[Data entries]
++++++++++

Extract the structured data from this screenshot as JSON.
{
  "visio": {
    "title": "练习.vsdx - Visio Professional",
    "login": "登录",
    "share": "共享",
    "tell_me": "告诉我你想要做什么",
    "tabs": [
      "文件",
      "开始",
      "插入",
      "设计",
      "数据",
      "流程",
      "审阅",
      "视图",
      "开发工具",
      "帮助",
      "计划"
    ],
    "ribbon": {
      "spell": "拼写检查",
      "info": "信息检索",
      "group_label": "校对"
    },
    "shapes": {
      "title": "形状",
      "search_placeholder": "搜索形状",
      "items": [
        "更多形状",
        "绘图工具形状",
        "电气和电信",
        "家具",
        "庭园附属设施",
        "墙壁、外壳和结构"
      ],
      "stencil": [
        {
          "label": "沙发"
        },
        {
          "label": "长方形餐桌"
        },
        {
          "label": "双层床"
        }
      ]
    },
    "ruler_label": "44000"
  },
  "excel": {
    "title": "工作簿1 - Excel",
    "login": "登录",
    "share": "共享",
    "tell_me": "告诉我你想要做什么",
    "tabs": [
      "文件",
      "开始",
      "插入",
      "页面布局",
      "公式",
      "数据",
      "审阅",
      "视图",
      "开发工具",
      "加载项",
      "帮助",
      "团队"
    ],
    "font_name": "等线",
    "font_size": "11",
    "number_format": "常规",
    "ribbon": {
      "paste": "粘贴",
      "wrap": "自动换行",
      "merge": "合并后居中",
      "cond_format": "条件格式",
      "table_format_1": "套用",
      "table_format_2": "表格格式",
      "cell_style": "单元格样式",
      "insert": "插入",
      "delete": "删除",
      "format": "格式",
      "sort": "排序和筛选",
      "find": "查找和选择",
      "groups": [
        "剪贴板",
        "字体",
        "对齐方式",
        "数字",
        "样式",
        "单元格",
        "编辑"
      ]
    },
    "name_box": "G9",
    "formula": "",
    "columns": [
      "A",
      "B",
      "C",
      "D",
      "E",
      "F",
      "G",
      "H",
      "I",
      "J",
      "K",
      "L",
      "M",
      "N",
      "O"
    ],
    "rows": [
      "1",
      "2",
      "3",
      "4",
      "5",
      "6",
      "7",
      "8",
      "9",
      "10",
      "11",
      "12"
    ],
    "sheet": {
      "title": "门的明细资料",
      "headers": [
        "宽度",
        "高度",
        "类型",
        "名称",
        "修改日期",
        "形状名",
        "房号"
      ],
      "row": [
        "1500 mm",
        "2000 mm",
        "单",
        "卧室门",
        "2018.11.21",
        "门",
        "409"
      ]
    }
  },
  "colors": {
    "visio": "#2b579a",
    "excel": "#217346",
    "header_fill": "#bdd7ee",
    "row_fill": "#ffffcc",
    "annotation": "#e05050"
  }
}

++++++++++

Given problem:
Hand back the material above in full, exactly as written.

Response to this exercise:
Extract the structured data from this screenshot as JSON.
{
  "visio": {
    "title": "练习.vsdx - Visio Professional",
    "login": "登录",
    "share": "共享",
    "tell_me": "告诉我你想要做什么",
    "tabs": [
      "文件",
      "开始",
      "插入",
      "设计",
      "数据",
      "流程",
      "审阅",
      "视图",
      "开发工具",
      "帮助",
      "计划"
    ],
    "ribbon": {
      "spell": "拼写检查",
      "info": "信息检索",
      "group_label": "校对"
    },
    "shapes": {
      "title": "形状",
      "search_placeholder": "搜索形状",
      "items": [
        "更多形状",
        "绘图工具形状",
        "电气和电信",
        "家具",
        "庭园附属设施",
        "墙壁、外壳和结构"
      ],
      "stencil": [
        {
          "label": "沙发"
        },
        {
          "label": "长方形餐桌"
        },
        {
          "label": "双层床"
        }
      ]
    },
    "ruler_label": "44000"
  },
  "excel": {
    "title": "工作簿1 - Excel",
    "login": "登录",
    "share": "共享",
    "tell_me": "告诉我你想要做什么",
    "tabs": [
      "文件",
      "开始",
      "插入",
      "页面布局",
      "公式",
      "数据",
      "审阅",
      "视图",
      "开发工具",
      "加载项",
      "帮助",
      "团队"
    ],
    "font_name": "等线",
    "font_size": "11",
    "number_format": "常规",
    "ribbon": {
      "paste": "粘贴",
      "wrap": "自动换行",
      "merge": "合并后居中",
      "cond_format": "条件格式",
      "table_format_1": "套用",
      "table_format_2": "表格格式",
      "cell_style": "单元格样式",
      "insert": "插入",
      "delete": "删除",
      "format": "格式",
      "sort": "排序和筛选",
      "find": "查找和选择",
      "groups": [
        "剪贴板",
        "字体",
        "对齐方式",
        "数字",
        "样式",
        "单元格",
        "编辑"
      ]
    },
    "name_box": "G9",
    "formula": "",
    "columns": [
      "A",
      "B",
      "C",
      "D",
      "E",
      "F",
      "G",
      "H",
      "I",
      "J",
      "K",
      "L",
      "M",
      "N",
      "O"
    ],
    "rows": [
      "1",
      "2",
      "3",
      "4",
      "5",
      "6",
      "7",
      "8",
      "9",
      "10",
      "11",
      "12"
    ],
    "sheet": {
      "title": "门的明细资料",
      "headers": [
        "宽度",
        "高度",
        "类型",
        "名称",
        "修改日期",
        "形状名",
        "房号"
      ],
      "row": [
        "1500 mm",
        "2000 mm",
        "单",
        "卧室门",
        "2018.11.21",
        "门",
        "409"
      ]
    }
  },
  "colors": {
    "visio": "#2b579a",
    "excel": "#217346",
    "header_fill": "#bdd7ee",
    "row_fill": "#ffffcc",
    "annotation": "#e05050"
  }
}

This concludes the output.